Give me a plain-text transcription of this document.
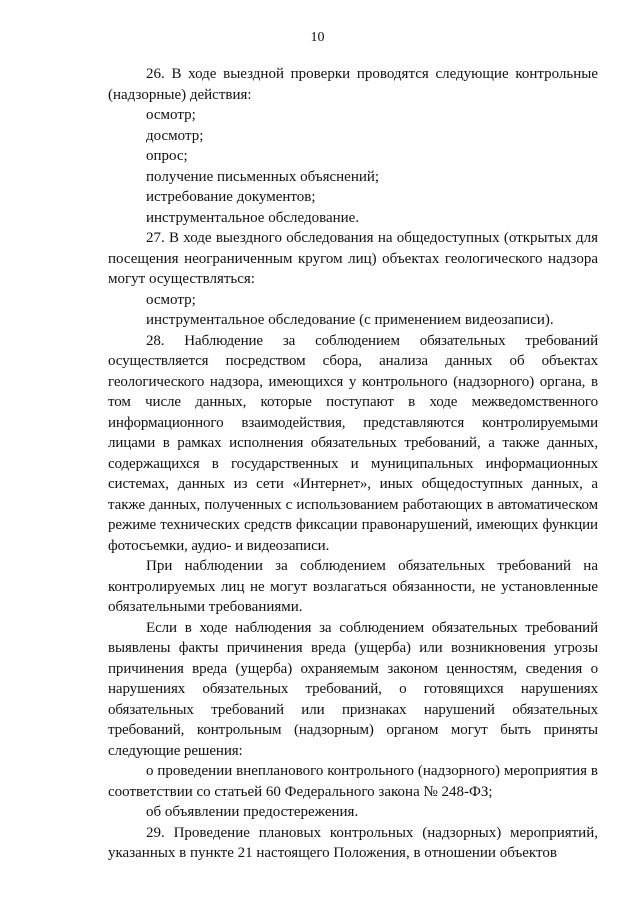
10

26. В ходе выездной проверки проводятся следующие контрольные (надзорные) действия:

осмотр;

досмотр;

опрос;

получение письменных объяснений;

истребование документов;

инструментальное обследование.

27. В ходе выездного обследования на общедоступных (открытых для посещения неограниченным кругом лиц) объектах геологического надзора могут осуществляться:

осмотр;

инструментальное обследование (с применением видеозаписи).

28. Наблюдение за соблюдением обязательных требований осуществляется посредством сбора, анализа данных об объектах геологического надзора, имеющихся у контрольного (надзорного) органа, в том числе данных, которые поступают в ходе межведомственного информационного взаимодействия, представляются контролируемыми лицами в рамках исполнения обязательных требований, а также данных, содержащихся в государственных и муниципальных информационных системах, данных из сети «Интернет», иных общедоступных данных, а также данных, полученных с использованием работающих в автоматическом режиме технических средств фиксации правонарушений, имеющих функции фотосъемки, аудио- и видеозаписи.

При наблюдении за соблюдением обязательных требований на контролируемых лиц не могут возлагаться обязанности, не установленные обязательными требованиями.

Если в ходе наблюдения за соблюдением обязательных требований выявлены факты причинения вреда (ущерба) или возникновения угрозы причинения вреда (ущерба) охраняемым законом ценностям, сведения о нарушениях обязательных требований, о готовящихся нарушениях обязательных требований или признаках нарушений обязательных требований, контрольным (надзорным) органом могут быть приняты следующие решения:

о проведении внепланового контрольного (надзорного) мероприятия в соответствии со статьей 60 Федерального закона № 248-ФЗ;

об объявлении предостережения.

29. Проведение плановых контрольных (надзорных) мероприятий, указанных в пункте 21 настоящего Положения, в отношении объектов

━━━

Copy out each line in the preceding records that contains "требований".

28. Наблюдение за соблюдением обязательных требований осуществляется посредством сбора, анализа данных об объектах геологического надзора, имеющихся у контрольного (надзорного) органа, в том числе данных, которые поступают в ходе межведомственного информационного взаимодействия, представляются контролируемыми лицами в рамках исполнения обязательных требований, а также данных, содержащихся в государственных и муниципальных информационных системах, данных из сети «Интернет», иных общедоступных данных, а также данных, полученных с использованием работающих в автоматическом режиме технических средств фиксации правонарушений, имеющих функции фотосъемки, аудио- и видеозаписи.
При наблюдении за соблюдением обязательных требований на контролируемых лиц не могут возлагаться обязанности, не установленные обязательными требованиями.
Если в ходе наблюдения за соблюдением обязательных требований выявлены факты причинения вреда (ущерба) или возникновения угрозы причинения вреда (ущерба) охраняемым законом ценностям, сведения о нарушениях обязательных требований, о готовящихся нарушениях обязательных требований или признаках нарушений обязательных требований, контрольным (надзорным) органом могут быть приняты следующие решения:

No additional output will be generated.